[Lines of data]
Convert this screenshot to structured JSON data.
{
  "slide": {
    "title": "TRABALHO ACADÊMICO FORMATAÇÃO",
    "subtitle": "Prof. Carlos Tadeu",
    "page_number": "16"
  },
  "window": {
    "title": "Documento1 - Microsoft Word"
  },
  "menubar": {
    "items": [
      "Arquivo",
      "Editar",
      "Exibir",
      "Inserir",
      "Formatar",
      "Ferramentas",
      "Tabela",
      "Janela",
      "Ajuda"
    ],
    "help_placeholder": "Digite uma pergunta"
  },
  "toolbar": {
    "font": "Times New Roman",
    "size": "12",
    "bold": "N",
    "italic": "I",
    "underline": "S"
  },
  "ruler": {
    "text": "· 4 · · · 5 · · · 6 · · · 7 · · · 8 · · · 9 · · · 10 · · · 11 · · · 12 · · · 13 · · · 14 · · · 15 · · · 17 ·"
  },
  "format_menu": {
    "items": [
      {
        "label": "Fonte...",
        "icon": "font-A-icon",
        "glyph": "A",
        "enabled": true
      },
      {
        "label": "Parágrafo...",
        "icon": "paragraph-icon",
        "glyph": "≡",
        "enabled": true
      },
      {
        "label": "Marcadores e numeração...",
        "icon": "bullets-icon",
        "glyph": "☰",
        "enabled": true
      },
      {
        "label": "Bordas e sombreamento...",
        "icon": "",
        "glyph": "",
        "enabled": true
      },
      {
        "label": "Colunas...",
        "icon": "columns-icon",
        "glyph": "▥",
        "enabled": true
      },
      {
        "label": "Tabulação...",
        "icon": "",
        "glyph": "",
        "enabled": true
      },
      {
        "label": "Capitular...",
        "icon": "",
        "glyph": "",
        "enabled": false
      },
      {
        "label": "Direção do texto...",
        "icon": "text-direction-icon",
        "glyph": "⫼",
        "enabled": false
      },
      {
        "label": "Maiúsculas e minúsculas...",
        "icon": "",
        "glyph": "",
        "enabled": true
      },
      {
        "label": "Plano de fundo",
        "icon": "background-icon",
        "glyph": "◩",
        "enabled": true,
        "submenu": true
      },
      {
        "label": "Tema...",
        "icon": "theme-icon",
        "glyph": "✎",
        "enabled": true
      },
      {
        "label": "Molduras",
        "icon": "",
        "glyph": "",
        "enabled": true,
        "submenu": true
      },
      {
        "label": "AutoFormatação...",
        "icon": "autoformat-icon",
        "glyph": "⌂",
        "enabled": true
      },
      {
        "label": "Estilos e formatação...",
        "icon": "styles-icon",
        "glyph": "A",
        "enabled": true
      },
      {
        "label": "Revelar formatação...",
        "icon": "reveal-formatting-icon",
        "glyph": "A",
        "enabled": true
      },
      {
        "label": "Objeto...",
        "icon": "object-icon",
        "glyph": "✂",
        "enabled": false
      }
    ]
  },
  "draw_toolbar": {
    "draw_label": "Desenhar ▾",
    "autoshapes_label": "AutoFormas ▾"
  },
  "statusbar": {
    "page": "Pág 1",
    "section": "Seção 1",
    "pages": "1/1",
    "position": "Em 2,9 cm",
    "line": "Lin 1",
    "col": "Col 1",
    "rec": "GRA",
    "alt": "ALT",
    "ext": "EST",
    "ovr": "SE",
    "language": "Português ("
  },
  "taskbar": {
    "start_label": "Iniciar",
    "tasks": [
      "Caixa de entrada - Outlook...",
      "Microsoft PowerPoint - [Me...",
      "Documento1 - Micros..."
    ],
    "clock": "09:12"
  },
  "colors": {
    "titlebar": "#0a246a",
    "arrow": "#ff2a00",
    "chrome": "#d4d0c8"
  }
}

* * *

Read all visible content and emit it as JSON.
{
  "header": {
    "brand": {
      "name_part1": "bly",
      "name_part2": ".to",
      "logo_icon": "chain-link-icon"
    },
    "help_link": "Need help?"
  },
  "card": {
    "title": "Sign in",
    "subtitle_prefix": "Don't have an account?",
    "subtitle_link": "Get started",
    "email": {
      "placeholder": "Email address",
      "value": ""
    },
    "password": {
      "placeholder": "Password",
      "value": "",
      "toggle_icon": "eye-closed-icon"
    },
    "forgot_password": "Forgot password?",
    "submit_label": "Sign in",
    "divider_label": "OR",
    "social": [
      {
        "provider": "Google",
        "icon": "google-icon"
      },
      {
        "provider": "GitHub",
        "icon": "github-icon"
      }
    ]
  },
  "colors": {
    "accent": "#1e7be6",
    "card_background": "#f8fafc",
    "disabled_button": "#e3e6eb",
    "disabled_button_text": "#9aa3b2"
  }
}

--

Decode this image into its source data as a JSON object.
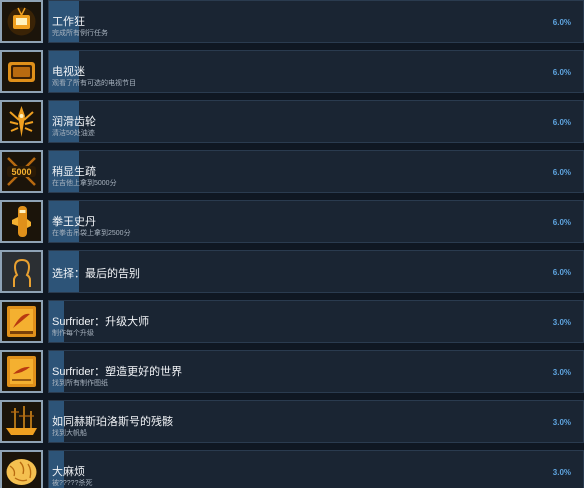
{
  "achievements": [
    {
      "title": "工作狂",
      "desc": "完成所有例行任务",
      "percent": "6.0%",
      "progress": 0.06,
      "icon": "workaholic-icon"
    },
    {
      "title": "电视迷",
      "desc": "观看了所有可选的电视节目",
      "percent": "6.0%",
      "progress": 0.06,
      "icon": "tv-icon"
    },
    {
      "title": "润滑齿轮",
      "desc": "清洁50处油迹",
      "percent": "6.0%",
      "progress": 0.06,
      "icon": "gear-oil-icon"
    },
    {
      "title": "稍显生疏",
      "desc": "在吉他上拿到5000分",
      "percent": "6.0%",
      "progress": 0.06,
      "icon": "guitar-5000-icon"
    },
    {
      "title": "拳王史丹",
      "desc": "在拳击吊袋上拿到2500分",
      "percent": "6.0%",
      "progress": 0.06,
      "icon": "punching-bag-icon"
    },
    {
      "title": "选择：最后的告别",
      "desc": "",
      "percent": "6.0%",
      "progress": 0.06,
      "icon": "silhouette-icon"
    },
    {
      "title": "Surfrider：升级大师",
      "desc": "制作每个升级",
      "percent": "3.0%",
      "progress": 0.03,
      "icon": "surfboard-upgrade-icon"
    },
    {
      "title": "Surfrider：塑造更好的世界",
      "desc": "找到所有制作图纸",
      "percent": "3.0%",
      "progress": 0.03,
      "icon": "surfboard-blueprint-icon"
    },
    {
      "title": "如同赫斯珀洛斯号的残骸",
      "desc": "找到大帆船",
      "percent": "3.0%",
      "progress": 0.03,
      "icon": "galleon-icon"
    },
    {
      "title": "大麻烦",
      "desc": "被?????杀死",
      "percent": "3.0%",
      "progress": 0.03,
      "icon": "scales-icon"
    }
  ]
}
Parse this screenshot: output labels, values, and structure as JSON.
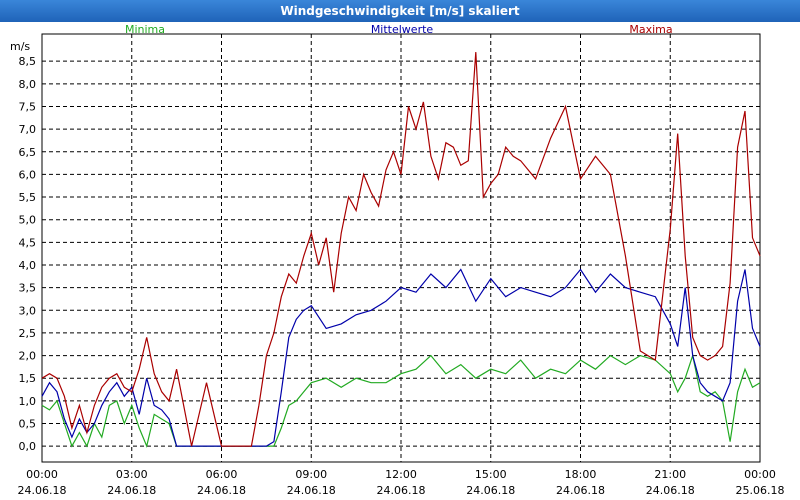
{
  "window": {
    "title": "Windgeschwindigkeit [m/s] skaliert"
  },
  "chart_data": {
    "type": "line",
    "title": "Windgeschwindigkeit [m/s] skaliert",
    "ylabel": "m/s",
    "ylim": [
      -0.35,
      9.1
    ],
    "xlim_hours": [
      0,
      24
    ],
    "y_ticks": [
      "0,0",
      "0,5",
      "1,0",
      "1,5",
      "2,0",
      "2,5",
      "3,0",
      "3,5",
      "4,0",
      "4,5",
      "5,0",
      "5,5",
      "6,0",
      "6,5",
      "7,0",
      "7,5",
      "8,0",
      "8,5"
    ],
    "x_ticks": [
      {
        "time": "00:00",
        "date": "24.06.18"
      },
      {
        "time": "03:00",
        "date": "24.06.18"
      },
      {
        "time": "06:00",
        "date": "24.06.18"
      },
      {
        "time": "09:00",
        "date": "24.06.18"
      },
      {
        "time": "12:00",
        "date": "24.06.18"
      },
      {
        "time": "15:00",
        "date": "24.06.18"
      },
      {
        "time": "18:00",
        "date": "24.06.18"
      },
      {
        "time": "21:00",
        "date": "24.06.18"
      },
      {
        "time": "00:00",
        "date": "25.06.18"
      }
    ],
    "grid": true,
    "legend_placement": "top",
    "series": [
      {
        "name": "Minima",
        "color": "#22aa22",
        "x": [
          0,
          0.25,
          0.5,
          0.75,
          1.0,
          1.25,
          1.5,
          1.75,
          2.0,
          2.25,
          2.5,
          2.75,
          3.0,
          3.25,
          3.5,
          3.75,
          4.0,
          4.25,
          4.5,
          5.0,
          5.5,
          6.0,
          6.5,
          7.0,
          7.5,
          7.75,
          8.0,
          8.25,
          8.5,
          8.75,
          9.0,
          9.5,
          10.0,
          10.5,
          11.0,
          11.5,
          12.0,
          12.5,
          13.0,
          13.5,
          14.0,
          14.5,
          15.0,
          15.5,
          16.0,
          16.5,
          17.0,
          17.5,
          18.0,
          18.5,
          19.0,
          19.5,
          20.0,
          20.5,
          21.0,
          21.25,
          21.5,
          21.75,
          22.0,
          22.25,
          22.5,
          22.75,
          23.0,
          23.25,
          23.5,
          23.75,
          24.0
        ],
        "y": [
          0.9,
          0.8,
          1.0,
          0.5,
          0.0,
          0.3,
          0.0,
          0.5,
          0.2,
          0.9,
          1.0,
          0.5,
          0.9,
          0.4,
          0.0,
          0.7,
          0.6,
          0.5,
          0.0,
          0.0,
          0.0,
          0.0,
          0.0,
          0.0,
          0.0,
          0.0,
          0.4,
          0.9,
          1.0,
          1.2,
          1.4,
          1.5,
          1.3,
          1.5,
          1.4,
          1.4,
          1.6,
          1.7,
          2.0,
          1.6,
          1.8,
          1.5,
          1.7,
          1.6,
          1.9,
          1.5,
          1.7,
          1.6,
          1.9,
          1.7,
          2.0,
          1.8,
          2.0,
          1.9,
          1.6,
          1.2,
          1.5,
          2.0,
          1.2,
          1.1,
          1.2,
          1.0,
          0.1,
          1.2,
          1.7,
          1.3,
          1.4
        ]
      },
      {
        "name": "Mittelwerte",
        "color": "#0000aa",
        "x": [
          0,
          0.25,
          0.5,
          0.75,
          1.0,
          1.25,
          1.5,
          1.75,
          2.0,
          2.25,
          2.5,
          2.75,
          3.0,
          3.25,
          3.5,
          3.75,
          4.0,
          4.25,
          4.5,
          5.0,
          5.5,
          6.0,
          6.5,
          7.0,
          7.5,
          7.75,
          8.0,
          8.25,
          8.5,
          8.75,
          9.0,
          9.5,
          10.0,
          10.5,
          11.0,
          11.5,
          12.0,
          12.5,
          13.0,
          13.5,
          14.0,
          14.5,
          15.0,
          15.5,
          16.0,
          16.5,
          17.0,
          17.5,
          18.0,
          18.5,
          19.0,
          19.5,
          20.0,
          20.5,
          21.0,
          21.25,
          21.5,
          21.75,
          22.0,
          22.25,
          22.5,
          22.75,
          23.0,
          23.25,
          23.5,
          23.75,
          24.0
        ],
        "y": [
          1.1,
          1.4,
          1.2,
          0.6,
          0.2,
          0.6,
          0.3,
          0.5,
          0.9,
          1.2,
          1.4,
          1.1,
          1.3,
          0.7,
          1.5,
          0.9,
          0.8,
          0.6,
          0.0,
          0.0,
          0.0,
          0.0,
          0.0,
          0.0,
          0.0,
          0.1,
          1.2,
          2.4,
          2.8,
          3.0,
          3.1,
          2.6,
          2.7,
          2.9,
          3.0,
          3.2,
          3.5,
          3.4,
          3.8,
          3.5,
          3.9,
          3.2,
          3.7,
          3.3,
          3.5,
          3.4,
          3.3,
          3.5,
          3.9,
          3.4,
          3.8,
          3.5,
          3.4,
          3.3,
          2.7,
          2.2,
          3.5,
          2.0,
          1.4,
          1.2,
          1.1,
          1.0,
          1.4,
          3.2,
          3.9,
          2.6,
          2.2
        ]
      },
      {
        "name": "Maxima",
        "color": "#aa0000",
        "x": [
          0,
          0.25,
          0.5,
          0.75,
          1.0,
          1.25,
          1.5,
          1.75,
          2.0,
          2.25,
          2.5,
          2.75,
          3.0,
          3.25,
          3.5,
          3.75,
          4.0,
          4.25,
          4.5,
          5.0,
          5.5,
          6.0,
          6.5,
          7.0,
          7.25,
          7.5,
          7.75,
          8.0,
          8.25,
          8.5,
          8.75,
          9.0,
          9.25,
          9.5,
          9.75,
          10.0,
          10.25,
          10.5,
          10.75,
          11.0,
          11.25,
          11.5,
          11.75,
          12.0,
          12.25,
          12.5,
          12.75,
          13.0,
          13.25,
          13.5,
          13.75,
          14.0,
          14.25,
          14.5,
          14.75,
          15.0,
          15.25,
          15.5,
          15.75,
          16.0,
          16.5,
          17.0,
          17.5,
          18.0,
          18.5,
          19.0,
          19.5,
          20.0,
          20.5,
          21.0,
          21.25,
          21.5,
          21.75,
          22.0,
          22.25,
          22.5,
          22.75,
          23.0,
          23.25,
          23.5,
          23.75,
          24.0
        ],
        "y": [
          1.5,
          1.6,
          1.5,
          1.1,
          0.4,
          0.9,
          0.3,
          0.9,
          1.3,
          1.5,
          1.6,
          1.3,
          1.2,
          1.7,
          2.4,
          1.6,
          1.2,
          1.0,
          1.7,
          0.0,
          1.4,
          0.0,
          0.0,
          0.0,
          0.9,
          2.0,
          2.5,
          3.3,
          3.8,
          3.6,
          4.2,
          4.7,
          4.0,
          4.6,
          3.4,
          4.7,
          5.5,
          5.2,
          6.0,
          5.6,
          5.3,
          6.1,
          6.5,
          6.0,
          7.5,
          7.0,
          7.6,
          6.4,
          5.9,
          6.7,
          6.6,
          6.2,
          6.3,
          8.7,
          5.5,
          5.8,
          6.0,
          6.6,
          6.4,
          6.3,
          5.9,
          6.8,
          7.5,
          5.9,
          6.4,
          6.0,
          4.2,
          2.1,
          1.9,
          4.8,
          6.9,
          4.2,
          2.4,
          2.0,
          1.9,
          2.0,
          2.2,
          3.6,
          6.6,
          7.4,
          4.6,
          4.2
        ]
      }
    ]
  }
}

* [Required work]
Reproduce every line from the entries that holds the word "JSON".

* [Completed exercise]
Convert this screenshot to structured JSON data.
Read all visible content and emit it as JSON.
Decode this image into its source data as a JSON object.
Parse this screenshot: output labels, values, and structure as JSON.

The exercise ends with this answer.